• _DATA LINES_:
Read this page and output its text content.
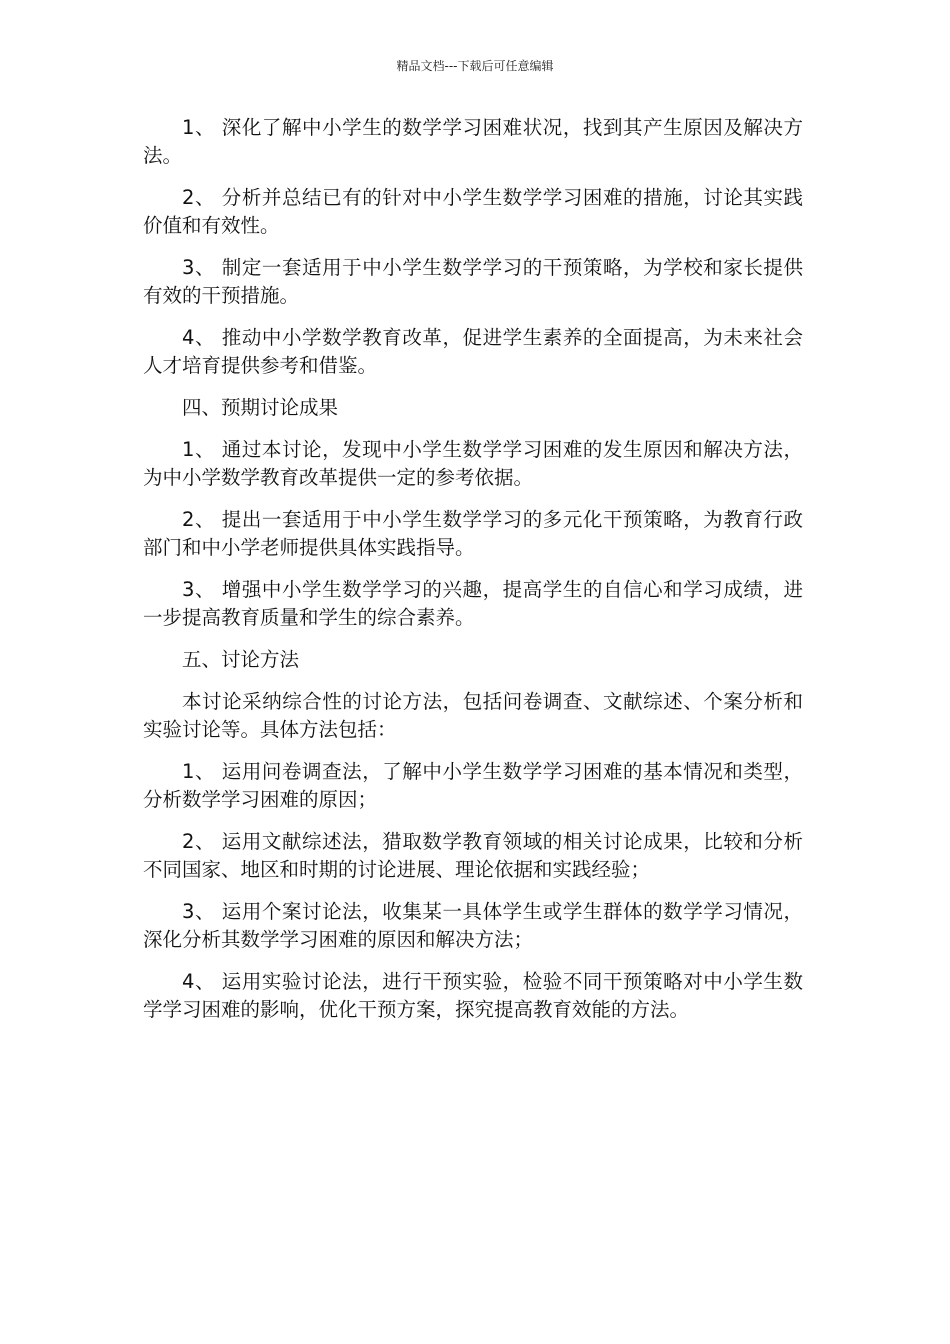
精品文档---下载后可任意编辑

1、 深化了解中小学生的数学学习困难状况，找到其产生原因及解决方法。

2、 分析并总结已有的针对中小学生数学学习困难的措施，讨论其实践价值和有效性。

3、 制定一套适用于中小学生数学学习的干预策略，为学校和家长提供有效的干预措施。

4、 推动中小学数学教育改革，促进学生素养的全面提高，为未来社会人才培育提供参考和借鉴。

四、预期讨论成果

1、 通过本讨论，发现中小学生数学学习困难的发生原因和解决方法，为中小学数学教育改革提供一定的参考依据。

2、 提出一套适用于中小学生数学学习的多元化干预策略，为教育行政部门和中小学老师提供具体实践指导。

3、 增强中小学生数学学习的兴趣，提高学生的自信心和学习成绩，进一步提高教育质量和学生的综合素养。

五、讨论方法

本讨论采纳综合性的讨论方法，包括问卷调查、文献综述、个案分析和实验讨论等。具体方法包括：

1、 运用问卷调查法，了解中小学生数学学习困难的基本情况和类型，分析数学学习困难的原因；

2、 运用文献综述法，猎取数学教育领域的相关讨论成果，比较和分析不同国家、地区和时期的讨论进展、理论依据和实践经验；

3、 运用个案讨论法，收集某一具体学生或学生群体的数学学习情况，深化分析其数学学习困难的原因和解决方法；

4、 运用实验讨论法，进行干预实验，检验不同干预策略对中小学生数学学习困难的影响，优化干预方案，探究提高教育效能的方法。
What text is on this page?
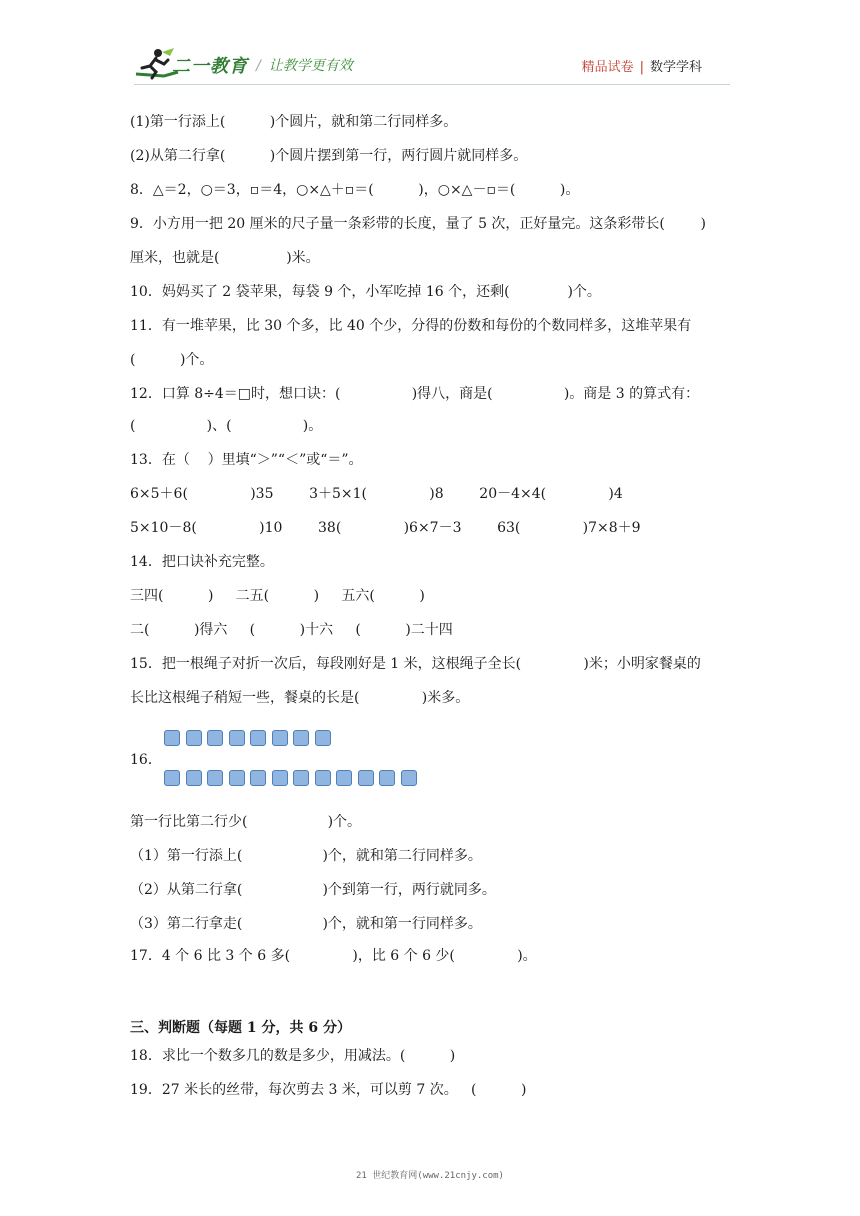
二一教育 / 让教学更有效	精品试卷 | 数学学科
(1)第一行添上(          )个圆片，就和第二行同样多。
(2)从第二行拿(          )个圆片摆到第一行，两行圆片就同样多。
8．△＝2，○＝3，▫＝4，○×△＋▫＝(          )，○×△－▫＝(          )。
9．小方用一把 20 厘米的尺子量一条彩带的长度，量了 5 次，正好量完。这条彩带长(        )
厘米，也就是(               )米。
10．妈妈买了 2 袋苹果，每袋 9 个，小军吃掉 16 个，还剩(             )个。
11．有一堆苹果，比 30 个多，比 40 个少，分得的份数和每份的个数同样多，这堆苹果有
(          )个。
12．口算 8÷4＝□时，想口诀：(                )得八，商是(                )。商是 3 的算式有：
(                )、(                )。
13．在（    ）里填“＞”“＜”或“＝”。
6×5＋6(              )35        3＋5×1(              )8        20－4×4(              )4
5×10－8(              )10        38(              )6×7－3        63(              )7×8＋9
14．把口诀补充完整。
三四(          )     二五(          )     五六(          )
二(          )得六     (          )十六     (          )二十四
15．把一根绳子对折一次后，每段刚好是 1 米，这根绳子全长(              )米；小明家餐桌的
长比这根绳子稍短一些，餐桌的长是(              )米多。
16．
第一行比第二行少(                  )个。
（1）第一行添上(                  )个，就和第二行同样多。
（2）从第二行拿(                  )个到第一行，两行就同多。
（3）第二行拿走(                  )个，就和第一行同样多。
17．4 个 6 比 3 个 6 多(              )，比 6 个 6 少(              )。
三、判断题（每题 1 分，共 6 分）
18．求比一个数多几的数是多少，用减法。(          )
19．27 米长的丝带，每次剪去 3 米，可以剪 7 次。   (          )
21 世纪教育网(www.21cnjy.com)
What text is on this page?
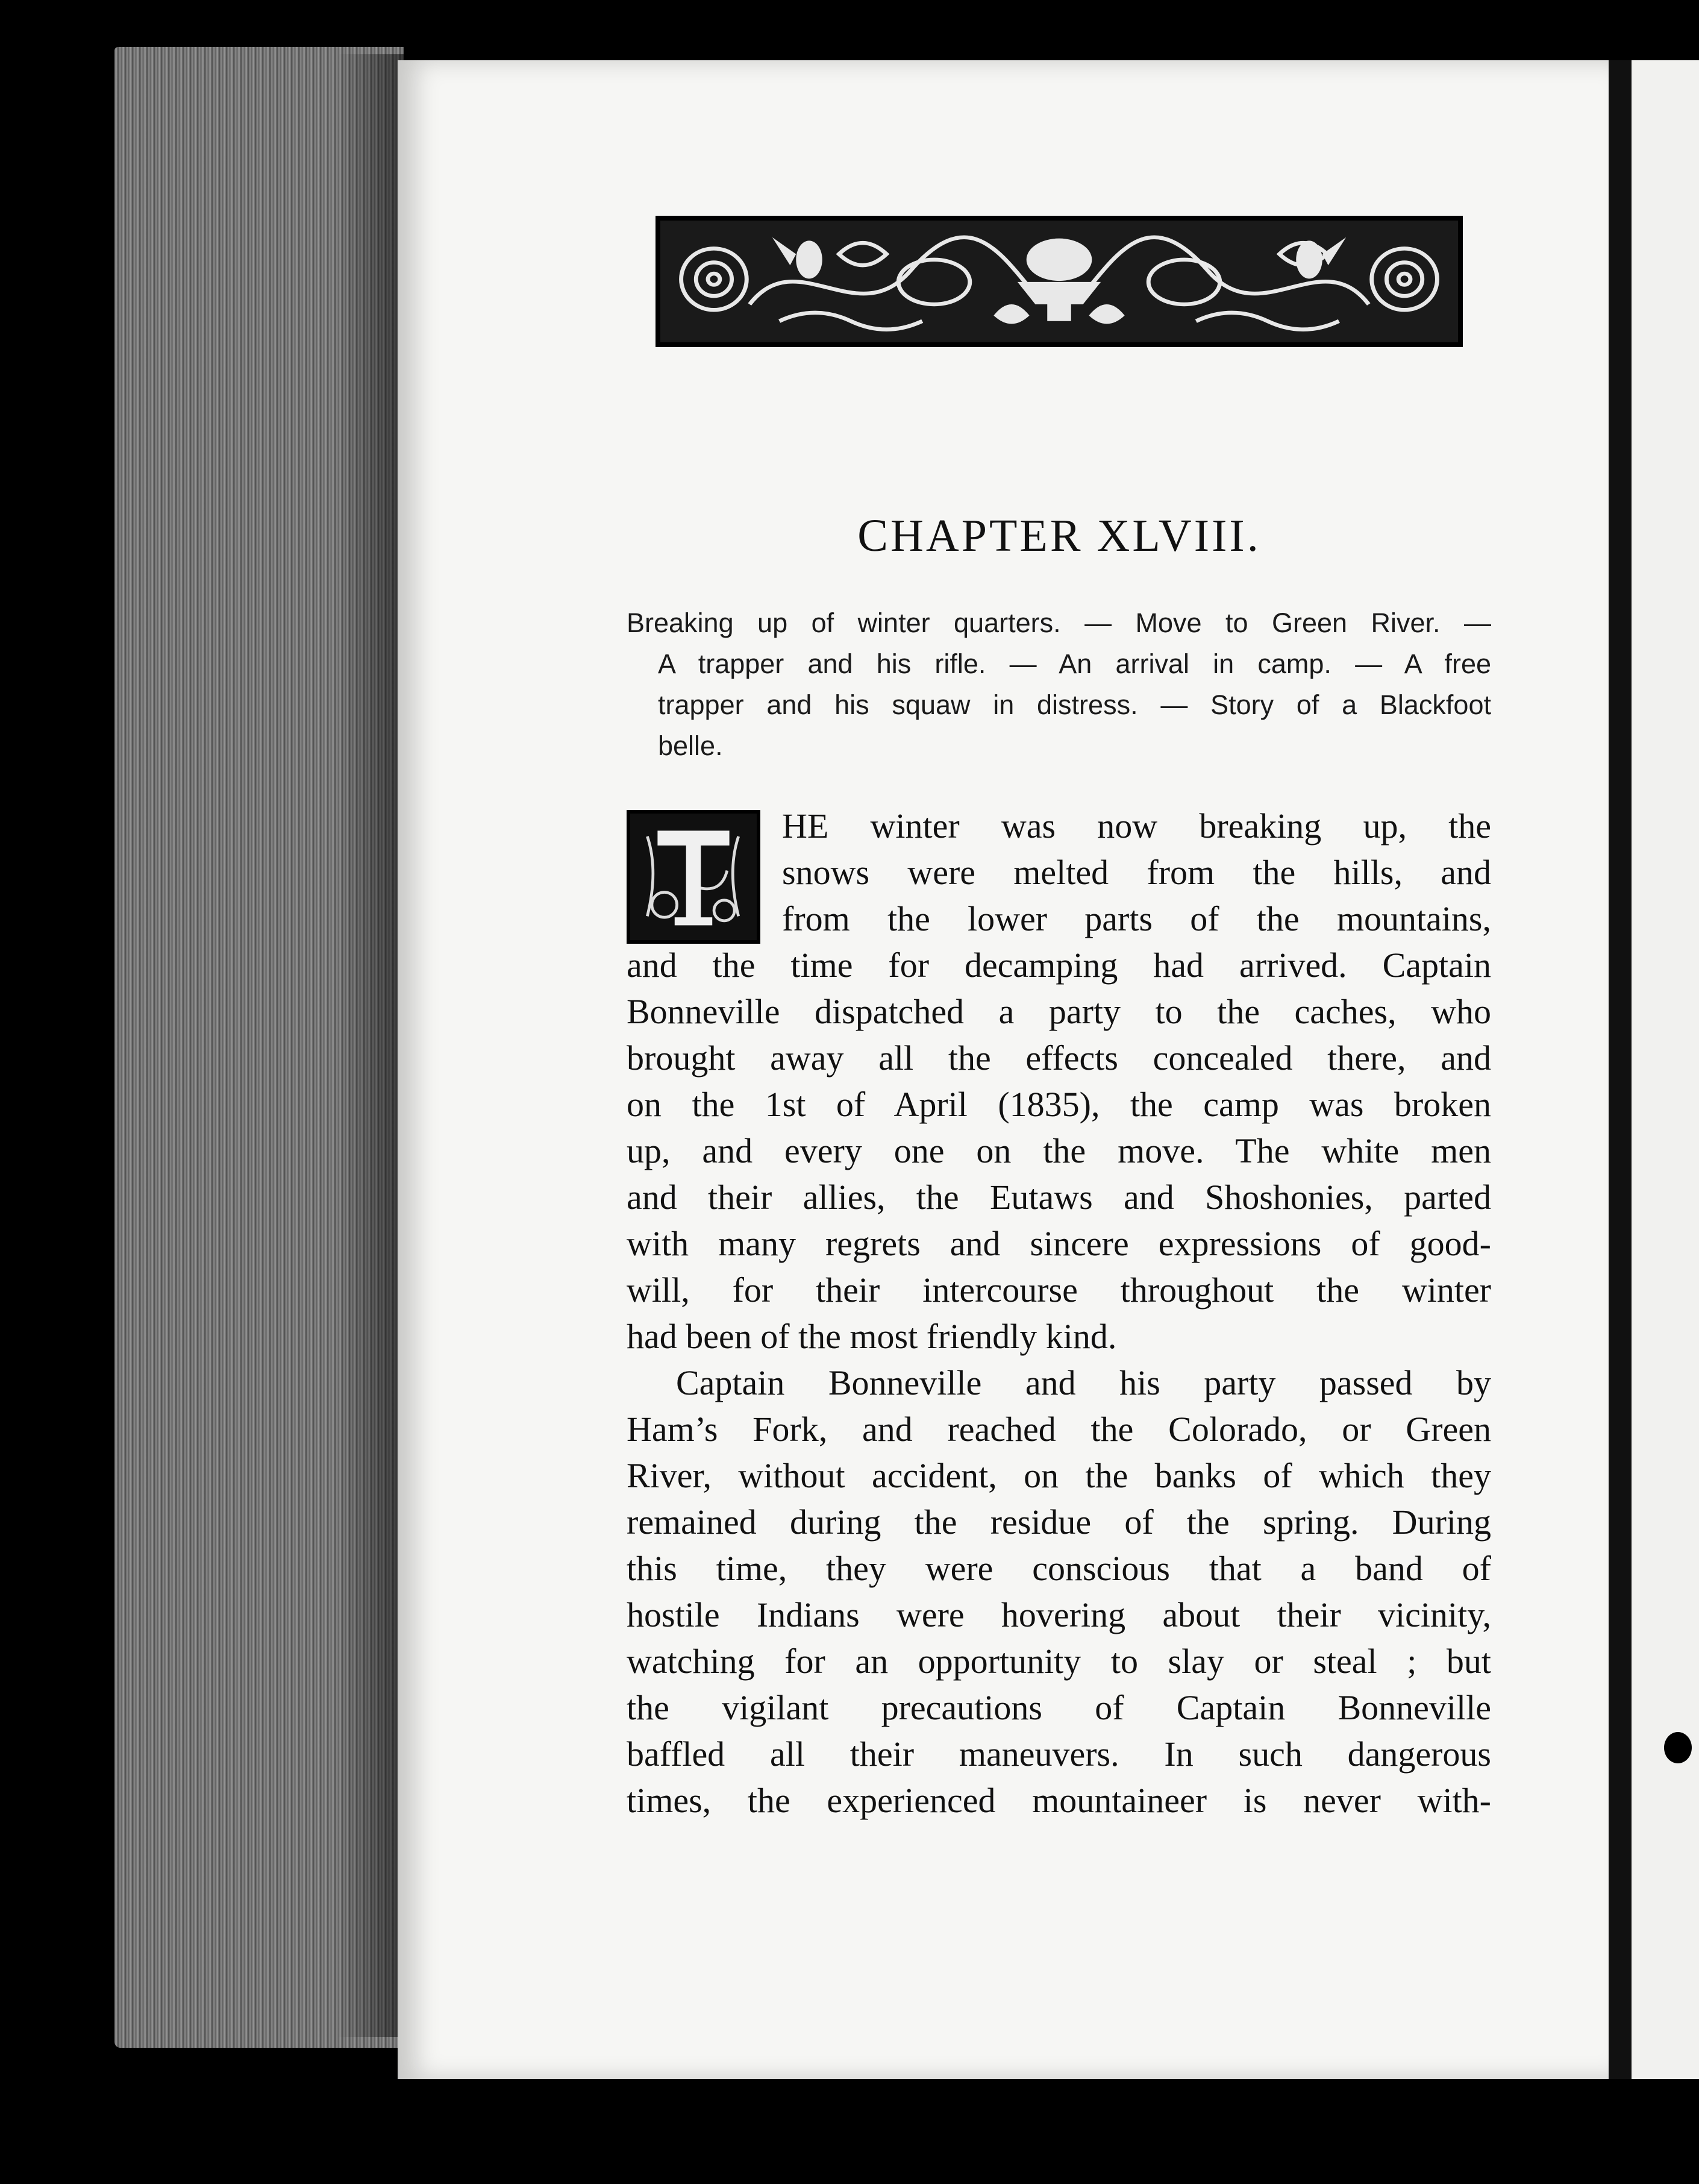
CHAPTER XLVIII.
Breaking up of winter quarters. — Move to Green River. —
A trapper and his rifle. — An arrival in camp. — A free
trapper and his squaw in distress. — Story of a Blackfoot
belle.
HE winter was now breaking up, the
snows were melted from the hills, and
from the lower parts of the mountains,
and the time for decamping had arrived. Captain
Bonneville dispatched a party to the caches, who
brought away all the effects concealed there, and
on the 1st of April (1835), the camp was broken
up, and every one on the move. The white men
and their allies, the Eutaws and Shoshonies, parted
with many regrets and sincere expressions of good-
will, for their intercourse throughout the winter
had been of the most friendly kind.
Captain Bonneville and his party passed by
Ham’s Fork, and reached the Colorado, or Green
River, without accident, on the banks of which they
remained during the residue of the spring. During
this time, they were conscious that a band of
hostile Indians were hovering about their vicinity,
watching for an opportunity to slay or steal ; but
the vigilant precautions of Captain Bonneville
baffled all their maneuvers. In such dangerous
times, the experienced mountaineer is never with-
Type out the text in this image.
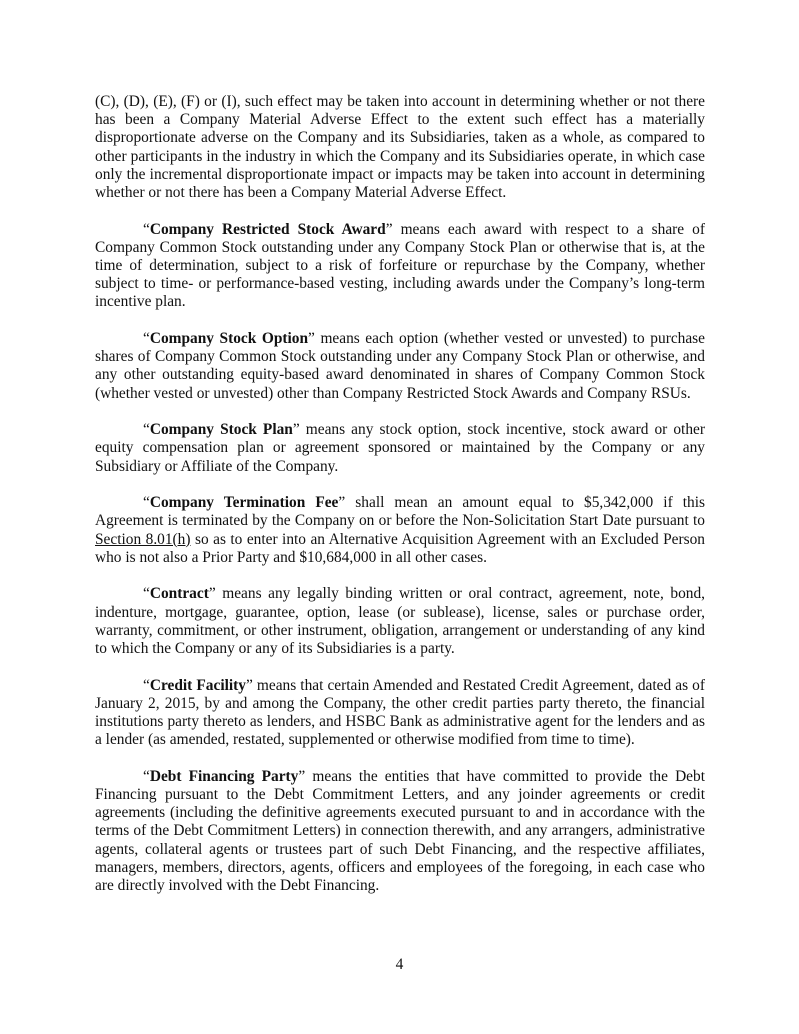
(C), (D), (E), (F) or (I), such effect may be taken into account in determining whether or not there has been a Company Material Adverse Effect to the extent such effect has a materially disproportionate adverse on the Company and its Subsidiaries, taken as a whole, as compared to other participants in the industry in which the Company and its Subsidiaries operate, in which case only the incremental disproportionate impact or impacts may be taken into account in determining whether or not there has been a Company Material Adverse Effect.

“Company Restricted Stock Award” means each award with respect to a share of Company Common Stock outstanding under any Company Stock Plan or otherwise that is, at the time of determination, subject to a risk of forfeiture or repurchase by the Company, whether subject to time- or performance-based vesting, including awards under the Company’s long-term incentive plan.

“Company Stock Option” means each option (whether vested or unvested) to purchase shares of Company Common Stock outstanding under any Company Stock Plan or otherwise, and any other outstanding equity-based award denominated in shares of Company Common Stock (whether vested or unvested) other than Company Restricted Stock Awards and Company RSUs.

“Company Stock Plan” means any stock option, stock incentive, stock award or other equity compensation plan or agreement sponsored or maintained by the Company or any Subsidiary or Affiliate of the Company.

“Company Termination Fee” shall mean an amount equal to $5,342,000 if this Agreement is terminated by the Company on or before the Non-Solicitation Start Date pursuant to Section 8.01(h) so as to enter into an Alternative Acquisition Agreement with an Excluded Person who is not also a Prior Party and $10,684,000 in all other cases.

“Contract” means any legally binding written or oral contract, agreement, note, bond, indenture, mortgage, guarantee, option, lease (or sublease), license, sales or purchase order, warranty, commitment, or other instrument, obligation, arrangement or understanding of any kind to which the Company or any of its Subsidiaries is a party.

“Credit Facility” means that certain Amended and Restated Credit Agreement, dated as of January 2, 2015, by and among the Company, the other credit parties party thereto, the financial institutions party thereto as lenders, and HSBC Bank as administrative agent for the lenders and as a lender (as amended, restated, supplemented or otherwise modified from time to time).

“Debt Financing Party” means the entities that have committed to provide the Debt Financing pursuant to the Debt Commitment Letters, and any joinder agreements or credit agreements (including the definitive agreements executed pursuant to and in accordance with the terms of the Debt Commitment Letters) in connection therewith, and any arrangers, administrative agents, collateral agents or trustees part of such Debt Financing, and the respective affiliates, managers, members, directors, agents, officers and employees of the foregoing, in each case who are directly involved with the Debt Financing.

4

• _INSTRUCTION_: Check each line of the records above for the string "from", and report every line that has it.

• _ANSWER TO THIS EXERCISE_:
snows were melted from the hills, and
from the lower parts of the mountains,
“Credit Facility” means that certain Amended and Restated Credit Agreement, dated as of January 2, 2015, by and among the Company, the other credit parties party thereto, the financial institutions party thereto as lenders, and HSBC Bank as administrative agent for the lenders and as a lender (as amended, restated, supplemented or otherwise modified from time to time).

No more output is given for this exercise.